### To be done
Copy every record word for word.

### Listed records
........
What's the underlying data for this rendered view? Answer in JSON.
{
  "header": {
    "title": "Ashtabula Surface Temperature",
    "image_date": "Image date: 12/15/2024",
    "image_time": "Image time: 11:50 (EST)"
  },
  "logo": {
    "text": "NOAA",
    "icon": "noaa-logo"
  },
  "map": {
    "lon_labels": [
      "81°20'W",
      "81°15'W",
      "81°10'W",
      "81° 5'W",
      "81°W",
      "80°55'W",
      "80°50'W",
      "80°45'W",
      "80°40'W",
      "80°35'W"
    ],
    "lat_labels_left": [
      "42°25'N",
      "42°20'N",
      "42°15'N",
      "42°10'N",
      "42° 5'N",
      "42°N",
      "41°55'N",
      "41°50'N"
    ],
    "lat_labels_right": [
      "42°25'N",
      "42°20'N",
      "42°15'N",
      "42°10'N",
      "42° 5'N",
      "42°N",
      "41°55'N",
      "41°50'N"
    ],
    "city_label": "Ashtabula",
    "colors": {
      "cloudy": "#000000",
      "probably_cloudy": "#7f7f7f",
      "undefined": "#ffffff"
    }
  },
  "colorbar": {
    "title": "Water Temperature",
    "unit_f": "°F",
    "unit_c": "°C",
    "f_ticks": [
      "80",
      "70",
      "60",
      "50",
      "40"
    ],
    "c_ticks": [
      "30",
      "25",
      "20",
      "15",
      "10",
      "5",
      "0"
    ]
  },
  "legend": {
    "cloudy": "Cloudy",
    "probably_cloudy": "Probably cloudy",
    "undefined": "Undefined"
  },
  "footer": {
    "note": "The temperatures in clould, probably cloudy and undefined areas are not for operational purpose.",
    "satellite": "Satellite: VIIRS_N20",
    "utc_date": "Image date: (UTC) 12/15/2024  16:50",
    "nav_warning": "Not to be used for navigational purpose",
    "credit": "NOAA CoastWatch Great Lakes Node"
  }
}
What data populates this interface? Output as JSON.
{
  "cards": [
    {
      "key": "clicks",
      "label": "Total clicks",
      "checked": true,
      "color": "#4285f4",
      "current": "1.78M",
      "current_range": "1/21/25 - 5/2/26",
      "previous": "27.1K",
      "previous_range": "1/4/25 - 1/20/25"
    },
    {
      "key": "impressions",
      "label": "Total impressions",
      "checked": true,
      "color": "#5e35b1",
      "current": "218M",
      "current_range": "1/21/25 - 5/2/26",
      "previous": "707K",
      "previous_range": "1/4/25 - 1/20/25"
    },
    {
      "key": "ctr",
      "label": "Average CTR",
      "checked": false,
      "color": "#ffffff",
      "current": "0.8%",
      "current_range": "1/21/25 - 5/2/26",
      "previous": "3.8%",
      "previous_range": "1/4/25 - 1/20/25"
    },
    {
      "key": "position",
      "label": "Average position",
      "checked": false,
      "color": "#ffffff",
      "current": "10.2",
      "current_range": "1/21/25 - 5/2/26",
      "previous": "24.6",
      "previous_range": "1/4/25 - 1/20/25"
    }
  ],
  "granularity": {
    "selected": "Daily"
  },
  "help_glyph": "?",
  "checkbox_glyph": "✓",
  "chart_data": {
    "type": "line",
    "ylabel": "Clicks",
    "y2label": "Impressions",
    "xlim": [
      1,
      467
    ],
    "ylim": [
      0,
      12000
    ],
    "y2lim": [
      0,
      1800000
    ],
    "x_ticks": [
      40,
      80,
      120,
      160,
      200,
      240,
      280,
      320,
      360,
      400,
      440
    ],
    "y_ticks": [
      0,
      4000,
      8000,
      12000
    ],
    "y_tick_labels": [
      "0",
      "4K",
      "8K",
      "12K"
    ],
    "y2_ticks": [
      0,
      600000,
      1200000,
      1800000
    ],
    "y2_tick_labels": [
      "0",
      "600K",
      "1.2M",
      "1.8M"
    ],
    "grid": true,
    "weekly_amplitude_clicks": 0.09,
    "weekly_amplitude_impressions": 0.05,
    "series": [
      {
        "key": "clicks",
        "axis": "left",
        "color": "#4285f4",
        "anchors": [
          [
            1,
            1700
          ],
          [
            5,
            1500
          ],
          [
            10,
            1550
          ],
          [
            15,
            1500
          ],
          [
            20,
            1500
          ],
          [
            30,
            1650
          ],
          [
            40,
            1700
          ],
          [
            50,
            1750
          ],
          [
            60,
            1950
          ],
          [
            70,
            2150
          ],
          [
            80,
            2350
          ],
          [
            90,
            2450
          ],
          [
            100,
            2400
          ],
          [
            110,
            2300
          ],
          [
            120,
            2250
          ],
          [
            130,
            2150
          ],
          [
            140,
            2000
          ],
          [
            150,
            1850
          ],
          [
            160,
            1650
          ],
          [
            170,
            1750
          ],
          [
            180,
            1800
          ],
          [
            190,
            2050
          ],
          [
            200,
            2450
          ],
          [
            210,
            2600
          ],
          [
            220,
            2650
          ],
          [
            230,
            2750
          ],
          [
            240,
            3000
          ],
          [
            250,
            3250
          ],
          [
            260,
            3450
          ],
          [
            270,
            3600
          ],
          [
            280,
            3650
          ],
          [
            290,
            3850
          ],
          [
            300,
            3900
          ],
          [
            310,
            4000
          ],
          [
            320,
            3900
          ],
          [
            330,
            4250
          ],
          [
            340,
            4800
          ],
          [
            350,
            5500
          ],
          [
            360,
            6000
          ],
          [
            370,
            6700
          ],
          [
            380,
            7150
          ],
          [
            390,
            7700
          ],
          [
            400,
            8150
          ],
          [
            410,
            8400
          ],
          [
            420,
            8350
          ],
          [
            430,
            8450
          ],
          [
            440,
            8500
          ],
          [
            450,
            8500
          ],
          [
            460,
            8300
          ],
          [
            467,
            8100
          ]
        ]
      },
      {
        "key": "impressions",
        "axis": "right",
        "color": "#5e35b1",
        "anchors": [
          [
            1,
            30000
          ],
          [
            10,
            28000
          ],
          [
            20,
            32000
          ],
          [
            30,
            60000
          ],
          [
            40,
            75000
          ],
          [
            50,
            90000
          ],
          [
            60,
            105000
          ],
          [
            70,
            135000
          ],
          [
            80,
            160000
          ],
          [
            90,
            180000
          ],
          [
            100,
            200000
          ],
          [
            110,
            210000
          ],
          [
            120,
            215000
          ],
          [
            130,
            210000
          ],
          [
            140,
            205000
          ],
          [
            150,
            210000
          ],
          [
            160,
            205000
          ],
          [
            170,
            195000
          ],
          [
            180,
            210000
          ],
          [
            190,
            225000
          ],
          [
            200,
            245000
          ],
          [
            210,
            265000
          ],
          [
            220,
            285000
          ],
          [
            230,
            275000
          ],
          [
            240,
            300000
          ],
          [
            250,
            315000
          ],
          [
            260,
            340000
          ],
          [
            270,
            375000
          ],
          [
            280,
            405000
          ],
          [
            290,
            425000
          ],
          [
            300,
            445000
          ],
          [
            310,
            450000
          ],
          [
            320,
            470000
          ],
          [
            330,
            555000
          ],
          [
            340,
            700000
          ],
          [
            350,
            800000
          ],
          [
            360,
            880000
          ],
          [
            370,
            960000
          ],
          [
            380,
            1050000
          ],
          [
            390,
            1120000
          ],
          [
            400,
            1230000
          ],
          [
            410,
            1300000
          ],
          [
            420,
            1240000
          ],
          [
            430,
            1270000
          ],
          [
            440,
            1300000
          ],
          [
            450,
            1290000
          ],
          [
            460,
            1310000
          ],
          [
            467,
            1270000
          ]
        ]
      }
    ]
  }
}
........
### Correct response
What's the underlying data for this rendered view? Answer in JSON.
{
  "header": {
    "title": "Ashtabula Surface Temperature",
    "image_date": "Image date: 12/15/2024",
    "image_time": "Image time: 11:50 (EST)"
  },
  "logo": {
    "text": "NOAA",
    "icon": "noaa-logo"
  },
  "map": {
    "lon_labels": [
      "81°20'W",
      "81°15'W",
      "81°10'W",
      "81° 5'W",
      "81°W",
      "80°55'W",
      "80°50'W",
      "80°45'W",
      "80°40'W",
      "80°35'W"
    ],
    "lat_labels_left": [
      "42°25'N",
      "42°20'N",
      "42°15'N",
      "42°10'N",
      "42° 5'N",
      "42°N",
      "41°55'N",
      "41°50'N"
    ],
    "lat_labels_right": [
      "42°25'N",
      "42°20'N",
      "42°15'N",
      "42°10'N",
      "42° 5'N",
      "42°N",
      "41°55'N",
      "41°50'N"
    ],
    "city_label": "Ashtabula",
    "colors": {
      "cloudy": "#000000",
      "probably_cloudy": "#7f7f7f",
      "undefined": "#ffffff"
    }
  },
  "colorbar": {
    "title": "Water Temperature",
    "unit_f": "°F",
    "unit_c": "°C",
    "f_ticks": [
      "80",
      "70",
      "60",
      "50",
      "40"
    ],
    "c_ticks": [
      "30",
      "25",
      "20",
      "15",
      "10",
      "5",
      "0"
    ]
  },
  "legend": {
    "cloudy": "Cloudy",
    "probably_cloudy": "Probably cloudy",
    "undefined": "Undefined"
  },
  "footer": {
    "note": "The temperatures in clould, probably cloudy and undefined areas are not for operational purpose.",
    "satellite": "Satellite: VIIRS_N20",
    "utc_date": "Image date: (UTC) 12/15/2024  16:50",
    "nav_warning": "Not to be used for navigational purpose",
    "credit": "NOAA CoastWatch Great Lakes Node"
  }
}
What data populates this interface? Output as JSON.
{
  "cards": [
    {
      "key": "clicks",
      "label": "Total clicks",
      "checked": true,
      "color": "#4285f4",
      "current": "1.78M",
      "current_range": "1/21/25 - 5/2/26",
      "previous": "27.1K",
      "previous_range": "1/4/25 - 1/20/25"
    },
    {
      "key": "impressions",
      "label": "Total impressions",
      "checked": true,
      "color": "#5e35b1",
      "current": "218M",
      "current_range": "1/21/25 - 5/2/26",
      "previous": "707K",
      "previous_range": "1/4/25 - 1/20/25"
    },
    {
      "key": "ctr",
      "label": "Average CTR",
      "checked": false,
      "color": "#ffffff",
      "current": "0.8%",
      "current_range": "1/21/25 - 5/2/26",
      "previous": "3.8%",
      "previous_range": "1/4/25 - 1/20/25"
    },
    {
      "key": "position",
      "label": "Average position",
      "checked": false,
      "color": "#ffffff",
      "current": "10.2",
      "current_range": "1/21/25 - 5/2/26",
      "previous": "24.6",
      "previous_range": "1/4/25 - 1/20/25"
    }
  ],
  "granularity": {
    "selected": "Daily"
  },
  "help_glyph": "?",
  "checkbox_glyph": "✓",
  "chart_data": {
    "type": "line",
    "ylabel": "Clicks",
    "y2label": "Impressions",
    "xlim": [
      1,
      467
    ],
    "ylim": [
      0,
      12000
    ],
    "y2lim": [
      0,
      1800000
    ],
    "x_ticks": [
      40,
      80,
      120,
      160,
      200,
      240,
      280,
      320,
      360,
      400,
      440
    ],
    "y_ticks": [
      0,
      4000,
      8000,
      12000
    ],
    "y_tick_labels": [
      "0",
      "4K",
      "8K",
      "12K"
    ],
    "y2_ticks": [
      0,
      600000,
      1200000,
      1800000
    ],
    "y2_tick_labels": [
      "0",
      "600K",
      "1.2M",
      "1.8M"
    ],
    "grid": true,
    "weekly_amplitude_clicks": 0.09,
    "weekly_amplitude_impressions": 0.05,
    "series": [
      {
        "key": "clicks",
        "axis": "left",
        "color": "#4285f4",
        "anchors": [
          [
            1,
            1700
          ],
          [
            5,
            1500
          ],
          [
            10,
            1550
          ],
          [
            15,
            1500
          ],
          [
            20,
            1500
          ],
          [
            30,
            1650
          ],
          [
            40,
            1700
          ],
          [
            50,
            1750
          ],
          [
            60,
            1950
          ],
          [
            70,
            2150
          ],
          [
            80,
            2350
          ],
          [
            90,
            2450
          ],
          [
            100,
            2400
          ],
          [
            110,
            2300
          ],
          [
            120,
            2250
          ],
          [
            130,
            2150
          ],
          [
            140,
            2000
          ],
          [
            150,
            1850
          ],
          [
            160,
            1650
          ],
          [
            170,
            1750
          ],
          [
            180,
            1800
          ],
          [
            190,
            2050
          ],
          [
            200,
            2450
          ],
          [
            210,
            2600
          ],
          [
            220,
            2650
          ],
          [
            230,
            2750
          ],
          [
            240,
            3000
          ],
          [
            250,
            3250
          ],
          [
            260,
            3450
          ],
          [
            270,
            3600
          ],
          [
            280,
            3650
          ],
          [
            290,
            3850
          ],
          [
            300,
            3900
          ],
          [
            310,
            4000
          ],
          [
            320,
            3900
          ],
          [
            330,
            4250
          ],
          [
            340,
            4800
          ],
          [
            350,
            5500
          ],
          [
            360,
            6000
          ],
          [
            370,
            6700
          ],
          [
            380,
            7150
          ],
          [
            390,
            7700
          ],
          [
            400,
            8150
          ],
          [
            410,
            8400
          ],
          [
            420,
            8350
          ],
          [
            430,
            8450
          ],
          [
            440,
            8500
          ],
          [
            450,
            8500
          ],
          [
            460,
            8300
          ],
          [
            467,
            8100
          ]
        ]
      },
      {
        "key": "impressions",
        "axis": "right",
        "color": "#5e35b1",
        "anchors": [
          [
            1,
            30000
          ],
          [
            10,
            28000
          ],
          [
            20,
            32000
          ],
          [
            30,
            60000
          ],
          [
            40,
            75000
          ],
          [
            50,
            90000
          ],
          [
            60,
            105000
          ],
          [
            70,
            135000
          ],
          [
            80,
            160000
          ],
          [
            90,
            180000
          ],
          [
            100,
            200000
          ],
          [
            110,
            210000
          ],
          [
            120,
            215000
          ],
          [
            130,
            210000
          ],
          [
            140,
            205000
          ],
          [
            150,
            210000
          ],
          [
            160,
            205000
          ],
          [
            170,
            195000
          ],
          [
            180,
            210000
          ],
          [
            190,
            225000
          ],
          [
            200,
            245000
          ],
          [
            210,
            265000
          ],
          [
            220,
            285000
          ],
          [
            230,
            275000
          ],
          [
            240,
            300000
          ],
          [
            250,
            315000
          ],
          [
            260,
            340000
          ],
          [
            270,
            375000
          ],
          [
            280,
            405000
          ],
          [
            290,
            425000
          ],
          [
            300,
            445000
          ],
          [
            310,
            450000
          ],
          [
            320,
            470000
          ],
          [
            330,
            555000
          ],
          [
            340,
            700000
          ],
          [
            350,
            800000
          ],
          [
            360,
            880000
          ],
          [
            370,
            960000
          ],
          [
            380,
            1050000
          ],
          [
            390,
            1120000
          ],
          [
            400,
            1230000
          ],
          [
            410,
            1300000
          ],
          [
            420,
            1240000
          ],
          [
            430,
            1270000
          ],
          [
            440,
            1300000
          ],
          [
            450,
            1290000
          ],
          [
            460,
            1310000
          ],
          [
            467,
            1270000
          ]
        ]
      }
    ]
  }
}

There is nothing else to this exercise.